- REQUIRED WORK: Retype the whole listing verbatim and keep the pictures out of it.

- PROVIDED MATERIAL:
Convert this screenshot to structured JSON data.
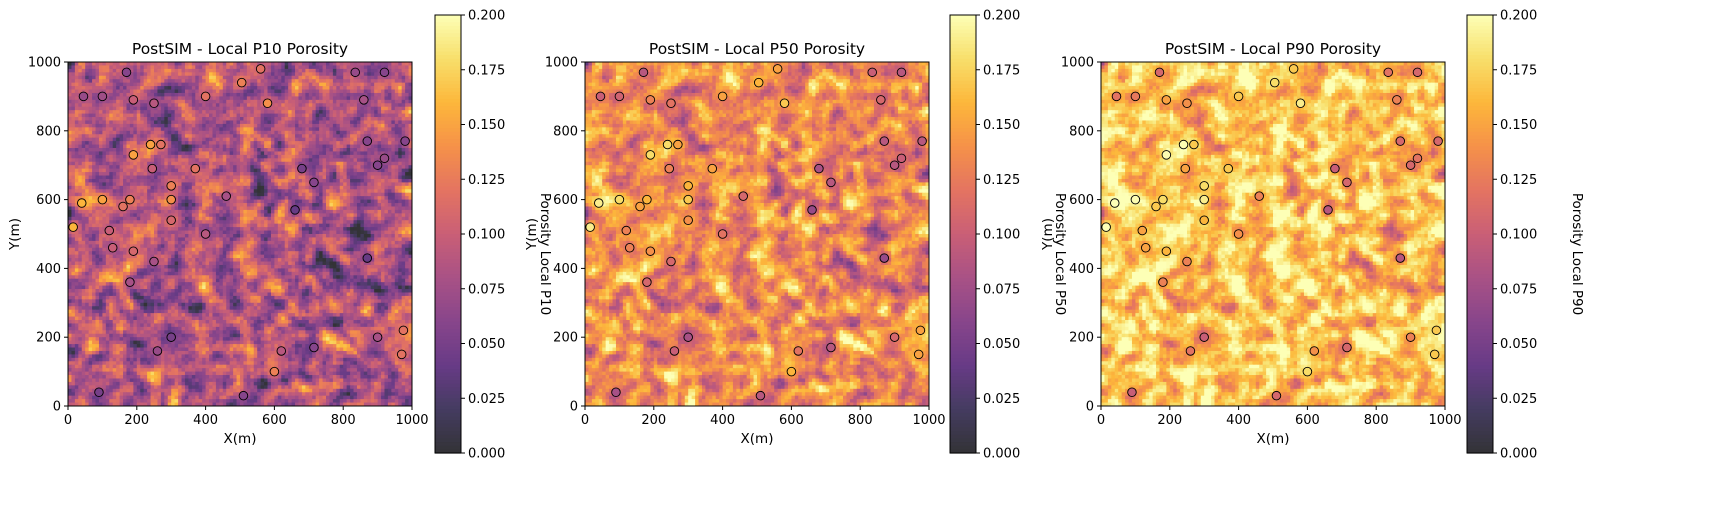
{
  "chart_data": [
    {
      "type": "heatmap",
      "title": "PostSIM - Local P10 Porosity",
      "xlabel": "X(m)",
      "ylabel": "Y(m)",
      "colorbar_label": "Porosity Local P10",
      "xlim": [
        0,
        1000
      ],
      "ylim": [
        0,
        1000
      ],
      "xticks": [
        "0",
        "200",
        "400",
        "600",
        "800",
        "1000"
      ],
      "yticks": [
        "0",
        "200",
        "400",
        "600",
        "800",
        "1000"
      ],
      "colorbar_range": [
        0.0,
        0.2
      ],
      "colorbar_ticks": [
        "0.000",
        "0.025",
        "0.050",
        "0.075",
        "0.100",
        "0.125",
        "0.150",
        "0.175",
        "0.200"
      ],
      "colormap": "inferno",
      "grid_mean": 0.085,
      "grid_spread": 0.035
    },
    {
      "type": "heatmap",
      "title": "PostSIM - Local P50 Porosity",
      "xlabel": "X(m)",
      "ylabel": "Y(m)",
      "colorbar_label": "Porosity Local P50",
      "xlim": [
        0,
        1000
      ],
      "ylim": [
        0,
        1000
      ],
      "xticks": [
        "0",
        "200",
        "400",
        "600",
        "800",
        "1000"
      ],
      "yticks": [
        "0",
        "200",
        "400",
        "600",
        "800",
        "1000"
      ],
      "colorbar_range": [
        0.0,
        0.2
      ],
      "colorbar_ticks": [
        "0.000",
        "0.025",
        "0.050",
        "0.075",
        "0.100",
        "0.125",
        "0.150",
        "0.175",
        "0.200"
      ],
      "colormap": "inferno",
      "grid_mean": 0.135,
      "grid_spread": 0.03
    },
    {
      "type": "heatmap",
      "title": "PostSIM - Local P90 Porosity",
      "xlabel": "X(m)",
      "ylabel": "Y(m)",
      "colorbar_label": "Porosity Local P90",
      "xlim": [
        0,
        1000
      ],
      "ylim": [
        0,
        1000
      ],
      "xticks": [
        "0",
        "200",
        "400",
        "600",
        "800",
        "1000"
      ],
      "yticks": [
        "0",
        "200",
        "400",
        "600",
        "800",
        "1000"
      ],
      "colorbar_range": [
        0.0,
        0.2
      ],
      "colorbar_ticks": [
        "0.000",
        "0.025",
        "0.050",
        "0.075",
        "0.100",
        "0.125",
        "0.150",
        "0.175",
        "0.200"
      ],
      "colormap": "inferno",
      "grid_mean": 0.168,
      "grid_spread": 0.028
    }
  ],
  "wells": [
    {
      "x": 45,
      "y": 900,
      "por": 0.09
    },
    {
      "x": 100,
      "y": 900,
      "por": 0.095
    },
    {
      "x": 170,
      "y": 970,
      "por": 0.08
    },
    {
      "x": 190,
      "y": 890,
      "por": 0.12
    },
    {
      "x": 250,
      "y": 880,
      "por": 0.11
    },
    {
      "x": 400,
      "y": 900,
      "por": 0.14
    },
    {
      "x": 505,
      "y": 940,
      "por": 0.15
    },
    {
      "x": 560,
      "y": 980,
      "por": 0.14
    },
    {
      "x": 580,
      "y": 880,
      "por": 0.16
    },
    {
      "x": 835,
      "y": 970,
      "por": 0.09
    },
    {
      "x": 920,
      "y": 970,
      "por": 0.08
    },
    {
      "x": 860,
      "y": 890,
      "por": 0.1
    },
    {
      "x": 240,
      "y": 760,
      "por": 0.17
    },
    {
      "x": 270,
      "y": 760,
      "por": 0.14
    },
    {
      "x": 190,
      "y": 730,
      "por": 0.17
    },
    {
      "x": 370,
      "y": 690,
      "por": 0.14
    },
    {
      "x": 245,
      "y": 690,
      "por": 0.12
    },
    {
      "x": 680,
      "y": 690,
      "por": 0.07
    },
    {
      "x": 870,
      "y": 770,
      "por": 0.08
    },
    {
      "x": 980,
      "y": 770,
      "por": 0.08
    },
    {
      "x": 920,
      "y": 720,
      "por": 0.09
    },
    {
      "x": 900,
      "y": 700,
      "por": 0.08
    },
    {
      "x": 715,
      "y": 650,
      "por": 0.08
    },
    {
      "x": 300,
      "y": 640,
      "por": 0.15
    },
    {
      "x": 460,
      "y": 610,
      "por": 0.1
    },
    {
      "x": 40,
      "y": 590,
      "por": 0.18
    },
    {
      "x": 100,
      "y": 600,
      "por": 0.17
    },
    {
      "x": 180,
      "y": 600,
      "por": 0.15
    },
    {
      "x": 300,
      "y": 600,
      "por": 0.16
    },
    {
      "x": 160,
      "y": 580,
      "por": 0.14
    },
    {
      "x": 660,
      "y": 570,
      "por": 0.06
    },
    {
      "x": 300,
      "y": 540,
      "por": 0.13
    },
    {
      "x": 15,
      "y": 520,
      "por": 0.18
    },
    {
      "x": 120,
      "y": 510,
      "por": 0.12
    },
    {
      "x": 400,
      "y": 500,
      "por": 0.11
    },
    {
      "x": 130,
      "y": 460,
      "por": 0.12
    },
    {
      "x": 190,
      "y": 450,
      "por": 0.13
    },
    {
      "x": 870,
      "y": 430,
      "por": 0.06
    },
    {
      "x": 250,
      "y": 420,
      "por": 0.1
    },
    {
      "x": 180,
      "y": 360,
      "por": 0.1
    },
    {
      "x": 975,
      "y": 220,
      "por": 0.14
    },
    {
      "x": 900,
      "y": 200,
      "por": 0.1
    },
    {
      "x": 300,
      "y": 200,
      "por": 0.07
    },
    {
      "x": 715,
      "y": 170,
      "por": 0.08
    },
    {
      "x": 260,
      "y": 160,
      "por": 0.09
    },
    {
      "x": 620,
      "y": 160,
      "por": 0.11
    },
    {
      "x": 970,
      "y": 150,
      "por": 0.14
    },
    {
      "x": 600,
      "y": 100,
      "por": 0.15
    },
    {
      "x": 90,
      "y": 40,
      "por": 0.07
    },
    {
      "x": 510,
      "y": 30,
      "por": 0.08
    }
  ]
}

- SOLUTION FOR THIS TASK:
Convert this screenshot to structured JSON data.
{
  "chart_data": [
    {
      "type": "heatmap",
      "title": "PostSIM - Local P10 Porosity",
      "xlabel": "X(m)",
      "ylabel": "Y(m)",
      "colorbar_label": "Porosity Local P10",
      "xlim": [
        0,
        1000
      ],
      "ylim": [
        0,
        1000
      ],
      "xticks": [
        "0",
        "200",
        "400",
        "600",
        "800",
        "1000"
      ],
      "yticks": [
        "0",
        "200",
        "400",
        "600",
        "800",
        "1000"
      ],
      "colorbar_range": [
        0.0,
        0.2
      ],
      "colorbar_ticks": [
        "0.000",
        "0.025",
        "0.050",
        "0.075",
        "0.100",
        "0.125",
        "0.150",
        "0.175",
        "0.200"
      ],
      "colormap": "inferno",
      "grid_mean": 0.085,
      "grid_spread": 0.035
    },
    {
      "type": "heatmap",
      "title": "PostSIM - Local P50 Porosity",
      "xlabel": "X(m)",
      "ylabel": "Y(m)",
      "colorbar_label": "Porosity Local P50",
      "xlim": [
        0,
        1000
      ],
      "ylim": [
        0,
        1000
      ],
      "xticks": [
        "0",
        "200",
        "400",
        "600",
        "800",
        "1000"
      ],
      "yticks": [
        "0",
        "200",
        "400",
        "600",
        "800",
        "1000"
      ],
      "colorbar_range": [
        0.0,
        0.2
      ],
      "colorbar_ticks": [
        "0.000",
        "0.025",
        "0.050",
        "0.075",
        "0.100",
        "0.125",
        "0.150",
        "0.175",
        "0.200"
      ],
      "colormap": "inferno",
      "grid_mean": 0.135,
      "grid_spread": 0.03
    },
    {
      "type": "heatmap",
      "title": "PostSIM - Local P90 Porosity",
      "xlabel": "X(m)",
      "ylabel": "Y(m)",
      "colorbar_label": "Porosity Local P90",
      "xlim": [
        0,
        1000
      ],
      "ylim": [
        0,
        1000
      ],
      "xticks": [
        "0",
        "200",
        "400",
        "600",
        "800",
        "1000"
      ],
      "yticks": [
        "0",
        "200",
        "400",
        "600",
        "800",
        "1000"
      ],
      "colorbar_range": [
        0.0,
        0.2
      ],
      "colorbar_ticks": [
        "0.000",
        "0.025",
        "0.050",
        "0.075",
        "0.100",
        "0.125",
        "0.150",
        "0.175",
        "0.200"
      ],
      "colormap": "inferno",
      "grid_mean": 0.168,
      "grid_spread": 0.028
    }
  ],
  "wells": [
    {
      "x": 45,
      "y": 900,
      "por": 0.09
    },
    {
      "x": 100,
      "y": 900,
      "por": 0.095
    },
    {
      "x": 170,
      "y": 970,
      "por": 0.08
    },
    {
      "x": 190,
      "y": 890,
      "por": 0.12
    },
    {
      "x": 250,
      "y": 880,
      "por": 0.11
    },
    {
      "x": 400,
      "y": 900,
      "por": 0.14
    },
    {
      "x": 505,
      "y": 940,
      "por": 0.15
    },
    {
      "x": 560,
      "y": 980,
      "por": 0.14
    },
    {
      "x": 580,
      "y": 880,
      "por": 0.16
    },
    {
      "x": 835,
      "y": 970,
      "por": 0.09
    },
    {
      "x": 920,
      "y": 970,
      "por": 0.08
    },
    {
      "x": 860,
      "y": 890,
      "por": 0.1
    },
    {
      "x": 240,
      "y": 760,
      "por": 0.17
    },
    {
      "x": 270,
      "y": 760,
      "por": 0.14
    },
    {
      "x": 190,
      "y": 730,
      "por": 0.17
    },
    {
      "x": 370,
      "y": 690,
      "por": 0.14
    },
    {
      "x": 245,
      "y": 690,
      "por": 0.12
    },
    {
      "x": 680,
      "y": 690,
      "por": 0.07
    },
    {
      "x": 870,
      "y": 770,
      "por": 0.08
    },
    {
      "x": 980,
      "y": 770,
      "por": 0.08
    },
    {
      "x": 920,
      "y": 720,
      "por": 0.09
    },
    {
      "x": 900,
      "y": 700,
      "por": 0.08
    },
    {
      "x": 715,
      "y": 650,
      "por": 0.08
    },
    {
      "x": 300,
      "y": 640,
      "por": 0.15
    },
    {
      "x": 460,
      "y": 610,
      "por": 0.1
    },
    {
      "x": 40,
      "y": 590,
      "por": 0.18
    },
    {
      "x": 100,
      "y": 600,
      "por": 0.17
    },
    {
      "x": 180,
      "y": 600,
      "por": 0.15
    },
    {
      "x": 300,
      "y": 600,
      "por": 0.16
    },
    {
      "x": 160,
      "y": 580,
      "por": 0.14
    },
    {
      "x": 660,
      "y": 570,
      "por": 0.06
    },
    {
      "x": 300,
      "y": 540,
      "por": 0.13
    },
    {
      "x": 15,
      "y": 520,
      "por": 0.18
    },
    {
      "x": 120,
      "y": 510,
      "por": 0.12
    },
    {
      "x": 400,
      "y": 500,
      "por": 0.11
    },
    {
      "x": 130,
      "y": 460,
      "por": 0.12
    },
    {
      "x": 190,
      "y": 450,
      "por": 0.13
    },
    {
      "x": 870,
      "y": 430,
      "por": 0.06
    },
    {
      "x": 250,
      "y": 420,
      "por": 0.1
    },
    {
      "x": 180,
      "y": 360,
      "por": 0.1
    },
    {
      "x": 975,
      "y": 220,
      "por": 0.14
    },
    {
      "x": 900,
      "y": 200,
      "por": 0.1
    },
    {
      "x": 300,
      "y": 200,
      "por": 0.07
    },
    {
      "x": 715,
      "y": 170,
      "por": 0.08
    },
    {
      "x": 260,
      "y": 160,
      "por": 0.09
    },
    {
      "x": 620,
      "y": 160,
      "por": 0.11
    },
    {
      "x": 970,
      "y": 150,
      "por": 0.14
    },
    {
      "x": 600,
      "y": 100,
      "por": 0.15
    },
    {
      "x": 90,
      "y": 40,
      "por": 0.07
    },
    {
      "x": 510,
      "y": 30,
      "por": 0.08
    }
  ]
}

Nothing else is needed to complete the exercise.